(Data entries)
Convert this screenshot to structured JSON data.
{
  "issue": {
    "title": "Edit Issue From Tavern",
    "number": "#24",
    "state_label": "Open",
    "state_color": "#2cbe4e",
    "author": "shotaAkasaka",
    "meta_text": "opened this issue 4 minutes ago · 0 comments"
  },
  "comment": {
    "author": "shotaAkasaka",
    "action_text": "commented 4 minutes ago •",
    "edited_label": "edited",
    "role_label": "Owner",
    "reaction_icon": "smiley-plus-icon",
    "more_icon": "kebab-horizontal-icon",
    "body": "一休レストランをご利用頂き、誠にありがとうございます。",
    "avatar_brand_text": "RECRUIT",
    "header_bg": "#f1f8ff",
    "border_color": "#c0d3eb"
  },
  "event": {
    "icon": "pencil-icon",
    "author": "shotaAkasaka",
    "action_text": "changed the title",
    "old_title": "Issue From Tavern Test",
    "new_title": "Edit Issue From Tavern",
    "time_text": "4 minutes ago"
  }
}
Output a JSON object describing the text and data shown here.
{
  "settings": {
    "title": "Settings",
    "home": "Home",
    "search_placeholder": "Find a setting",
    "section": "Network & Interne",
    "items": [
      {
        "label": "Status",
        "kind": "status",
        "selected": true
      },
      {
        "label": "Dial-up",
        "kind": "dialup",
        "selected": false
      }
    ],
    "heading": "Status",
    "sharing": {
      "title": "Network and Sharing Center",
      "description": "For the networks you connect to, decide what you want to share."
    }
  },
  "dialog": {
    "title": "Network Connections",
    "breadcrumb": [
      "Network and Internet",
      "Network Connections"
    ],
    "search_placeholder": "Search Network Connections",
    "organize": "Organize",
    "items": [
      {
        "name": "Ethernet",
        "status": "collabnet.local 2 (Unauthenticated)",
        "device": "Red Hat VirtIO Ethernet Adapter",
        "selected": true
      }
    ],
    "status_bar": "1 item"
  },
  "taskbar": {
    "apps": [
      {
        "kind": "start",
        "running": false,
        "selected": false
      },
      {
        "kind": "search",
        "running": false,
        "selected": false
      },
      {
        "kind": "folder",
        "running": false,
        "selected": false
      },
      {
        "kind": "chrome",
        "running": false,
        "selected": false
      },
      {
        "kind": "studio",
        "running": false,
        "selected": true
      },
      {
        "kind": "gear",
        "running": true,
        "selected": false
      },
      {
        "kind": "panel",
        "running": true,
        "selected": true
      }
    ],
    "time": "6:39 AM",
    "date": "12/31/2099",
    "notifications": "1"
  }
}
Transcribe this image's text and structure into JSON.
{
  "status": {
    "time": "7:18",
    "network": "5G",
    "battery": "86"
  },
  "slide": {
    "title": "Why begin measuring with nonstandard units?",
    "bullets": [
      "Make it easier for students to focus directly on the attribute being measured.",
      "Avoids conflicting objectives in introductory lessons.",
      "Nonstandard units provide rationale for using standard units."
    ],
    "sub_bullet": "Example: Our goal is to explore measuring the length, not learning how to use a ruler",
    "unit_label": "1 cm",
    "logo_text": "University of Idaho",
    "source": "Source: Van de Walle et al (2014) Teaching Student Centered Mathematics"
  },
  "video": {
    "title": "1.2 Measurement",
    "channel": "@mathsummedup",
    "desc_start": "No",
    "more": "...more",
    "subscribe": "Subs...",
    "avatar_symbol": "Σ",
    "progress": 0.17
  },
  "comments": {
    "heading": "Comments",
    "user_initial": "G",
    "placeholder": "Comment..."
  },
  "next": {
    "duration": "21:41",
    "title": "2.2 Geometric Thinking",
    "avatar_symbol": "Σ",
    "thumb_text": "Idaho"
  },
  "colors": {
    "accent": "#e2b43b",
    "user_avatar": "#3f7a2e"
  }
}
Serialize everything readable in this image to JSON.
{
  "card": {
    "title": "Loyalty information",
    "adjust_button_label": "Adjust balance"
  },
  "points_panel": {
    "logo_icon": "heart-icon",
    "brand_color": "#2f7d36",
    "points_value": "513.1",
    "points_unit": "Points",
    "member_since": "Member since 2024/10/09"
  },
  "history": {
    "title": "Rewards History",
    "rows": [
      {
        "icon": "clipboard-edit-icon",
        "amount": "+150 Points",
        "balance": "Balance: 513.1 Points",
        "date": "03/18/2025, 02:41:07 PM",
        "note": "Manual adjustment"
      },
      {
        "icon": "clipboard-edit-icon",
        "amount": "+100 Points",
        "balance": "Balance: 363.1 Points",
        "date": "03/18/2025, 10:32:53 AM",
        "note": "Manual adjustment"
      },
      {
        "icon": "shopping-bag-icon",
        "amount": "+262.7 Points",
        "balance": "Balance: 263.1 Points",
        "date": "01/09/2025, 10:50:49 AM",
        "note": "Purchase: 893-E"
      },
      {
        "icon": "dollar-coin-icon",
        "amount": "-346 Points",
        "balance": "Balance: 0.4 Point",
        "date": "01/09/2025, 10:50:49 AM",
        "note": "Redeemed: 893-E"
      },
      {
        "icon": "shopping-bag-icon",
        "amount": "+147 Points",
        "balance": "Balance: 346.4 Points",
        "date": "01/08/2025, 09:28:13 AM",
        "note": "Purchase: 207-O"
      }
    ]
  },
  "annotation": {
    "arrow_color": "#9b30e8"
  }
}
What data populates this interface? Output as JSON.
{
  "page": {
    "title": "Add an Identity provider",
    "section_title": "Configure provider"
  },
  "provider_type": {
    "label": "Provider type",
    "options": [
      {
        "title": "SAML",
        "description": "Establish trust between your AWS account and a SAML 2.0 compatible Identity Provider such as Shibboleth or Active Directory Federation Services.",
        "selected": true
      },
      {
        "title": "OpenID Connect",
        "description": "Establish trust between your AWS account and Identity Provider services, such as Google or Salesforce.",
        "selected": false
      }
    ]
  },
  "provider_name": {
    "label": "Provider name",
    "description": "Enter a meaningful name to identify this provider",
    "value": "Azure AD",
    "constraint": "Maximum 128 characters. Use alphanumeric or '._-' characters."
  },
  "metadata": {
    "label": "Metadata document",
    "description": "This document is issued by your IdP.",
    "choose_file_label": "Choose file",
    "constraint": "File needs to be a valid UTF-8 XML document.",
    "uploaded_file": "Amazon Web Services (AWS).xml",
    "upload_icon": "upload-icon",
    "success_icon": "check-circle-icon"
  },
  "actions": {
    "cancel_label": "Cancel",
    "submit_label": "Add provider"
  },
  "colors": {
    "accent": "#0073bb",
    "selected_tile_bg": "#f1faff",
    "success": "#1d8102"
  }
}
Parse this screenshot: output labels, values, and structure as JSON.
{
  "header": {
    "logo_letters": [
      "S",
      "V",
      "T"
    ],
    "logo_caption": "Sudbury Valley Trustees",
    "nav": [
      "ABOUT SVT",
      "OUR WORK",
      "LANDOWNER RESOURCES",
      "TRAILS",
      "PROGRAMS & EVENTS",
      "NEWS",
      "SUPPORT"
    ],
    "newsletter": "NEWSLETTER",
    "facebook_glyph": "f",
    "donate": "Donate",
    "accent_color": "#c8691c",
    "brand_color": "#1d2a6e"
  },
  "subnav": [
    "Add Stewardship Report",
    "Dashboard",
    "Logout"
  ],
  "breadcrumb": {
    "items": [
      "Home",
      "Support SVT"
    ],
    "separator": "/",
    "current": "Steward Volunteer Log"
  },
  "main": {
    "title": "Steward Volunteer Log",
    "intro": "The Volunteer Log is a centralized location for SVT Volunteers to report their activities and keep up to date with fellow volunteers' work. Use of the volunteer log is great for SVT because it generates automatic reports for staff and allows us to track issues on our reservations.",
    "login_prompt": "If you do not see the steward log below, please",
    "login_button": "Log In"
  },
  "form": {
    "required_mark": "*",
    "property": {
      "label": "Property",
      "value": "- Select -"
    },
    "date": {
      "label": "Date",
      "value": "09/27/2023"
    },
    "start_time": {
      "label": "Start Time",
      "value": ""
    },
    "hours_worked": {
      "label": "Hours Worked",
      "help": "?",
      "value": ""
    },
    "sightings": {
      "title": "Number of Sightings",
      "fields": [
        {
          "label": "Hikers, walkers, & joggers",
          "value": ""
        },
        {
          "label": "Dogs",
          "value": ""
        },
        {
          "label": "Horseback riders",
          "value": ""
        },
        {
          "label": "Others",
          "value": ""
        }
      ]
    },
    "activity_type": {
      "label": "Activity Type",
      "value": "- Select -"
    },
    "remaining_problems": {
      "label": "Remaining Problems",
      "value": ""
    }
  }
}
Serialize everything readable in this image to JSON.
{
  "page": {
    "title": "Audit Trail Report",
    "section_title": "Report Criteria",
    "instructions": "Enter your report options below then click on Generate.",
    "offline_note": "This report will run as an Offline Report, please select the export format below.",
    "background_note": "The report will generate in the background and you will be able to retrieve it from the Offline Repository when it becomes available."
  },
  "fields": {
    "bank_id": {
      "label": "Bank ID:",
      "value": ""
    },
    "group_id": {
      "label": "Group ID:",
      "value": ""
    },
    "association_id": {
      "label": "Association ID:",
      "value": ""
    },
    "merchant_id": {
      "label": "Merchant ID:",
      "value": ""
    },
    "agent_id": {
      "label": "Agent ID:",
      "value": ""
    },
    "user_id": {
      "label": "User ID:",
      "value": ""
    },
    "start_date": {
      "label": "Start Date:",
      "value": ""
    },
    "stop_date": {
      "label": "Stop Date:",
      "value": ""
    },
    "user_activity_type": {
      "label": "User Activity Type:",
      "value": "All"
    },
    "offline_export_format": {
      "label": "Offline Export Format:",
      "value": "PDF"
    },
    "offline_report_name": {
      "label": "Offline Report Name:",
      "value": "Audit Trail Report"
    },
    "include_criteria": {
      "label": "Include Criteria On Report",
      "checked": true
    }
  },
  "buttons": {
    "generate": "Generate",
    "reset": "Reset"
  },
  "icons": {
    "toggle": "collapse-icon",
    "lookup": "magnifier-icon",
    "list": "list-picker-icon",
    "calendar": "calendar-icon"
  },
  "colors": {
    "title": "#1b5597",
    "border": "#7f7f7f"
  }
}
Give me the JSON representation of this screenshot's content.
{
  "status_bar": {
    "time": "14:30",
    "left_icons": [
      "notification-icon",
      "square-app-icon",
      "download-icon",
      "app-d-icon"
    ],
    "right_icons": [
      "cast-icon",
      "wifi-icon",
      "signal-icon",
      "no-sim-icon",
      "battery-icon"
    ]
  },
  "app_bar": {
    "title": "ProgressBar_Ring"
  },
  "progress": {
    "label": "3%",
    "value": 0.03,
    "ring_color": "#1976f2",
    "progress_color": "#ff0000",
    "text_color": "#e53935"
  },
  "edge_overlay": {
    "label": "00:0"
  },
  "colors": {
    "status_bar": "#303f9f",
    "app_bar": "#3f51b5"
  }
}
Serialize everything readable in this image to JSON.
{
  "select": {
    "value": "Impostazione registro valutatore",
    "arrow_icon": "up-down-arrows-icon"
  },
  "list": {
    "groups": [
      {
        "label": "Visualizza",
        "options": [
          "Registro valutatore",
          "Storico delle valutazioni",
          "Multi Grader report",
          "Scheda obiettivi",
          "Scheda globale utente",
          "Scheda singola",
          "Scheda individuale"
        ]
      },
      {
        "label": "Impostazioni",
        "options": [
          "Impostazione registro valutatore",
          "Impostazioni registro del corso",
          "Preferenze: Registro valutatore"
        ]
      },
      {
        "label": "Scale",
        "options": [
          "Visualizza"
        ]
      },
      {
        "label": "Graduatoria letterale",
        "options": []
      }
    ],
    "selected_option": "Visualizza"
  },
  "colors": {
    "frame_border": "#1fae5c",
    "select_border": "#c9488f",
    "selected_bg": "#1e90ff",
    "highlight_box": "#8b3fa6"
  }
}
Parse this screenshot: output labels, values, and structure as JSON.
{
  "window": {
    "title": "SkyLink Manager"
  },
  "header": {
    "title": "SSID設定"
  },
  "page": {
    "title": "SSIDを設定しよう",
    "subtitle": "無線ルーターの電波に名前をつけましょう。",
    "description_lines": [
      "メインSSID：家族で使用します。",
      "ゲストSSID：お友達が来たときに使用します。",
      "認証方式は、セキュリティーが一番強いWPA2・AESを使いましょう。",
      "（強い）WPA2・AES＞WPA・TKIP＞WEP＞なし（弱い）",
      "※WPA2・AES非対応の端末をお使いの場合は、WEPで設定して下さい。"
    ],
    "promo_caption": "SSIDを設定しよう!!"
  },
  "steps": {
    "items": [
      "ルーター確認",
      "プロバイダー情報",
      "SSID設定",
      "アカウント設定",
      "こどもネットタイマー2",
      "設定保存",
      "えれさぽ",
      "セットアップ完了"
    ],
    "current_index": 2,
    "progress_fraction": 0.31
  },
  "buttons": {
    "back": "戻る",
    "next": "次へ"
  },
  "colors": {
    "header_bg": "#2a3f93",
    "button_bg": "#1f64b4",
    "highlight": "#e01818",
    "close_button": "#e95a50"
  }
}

* Given task *
Provide the number of lines in these entries that hold the word "Ethernet", without any accompanying text.

* Solution for this task *
2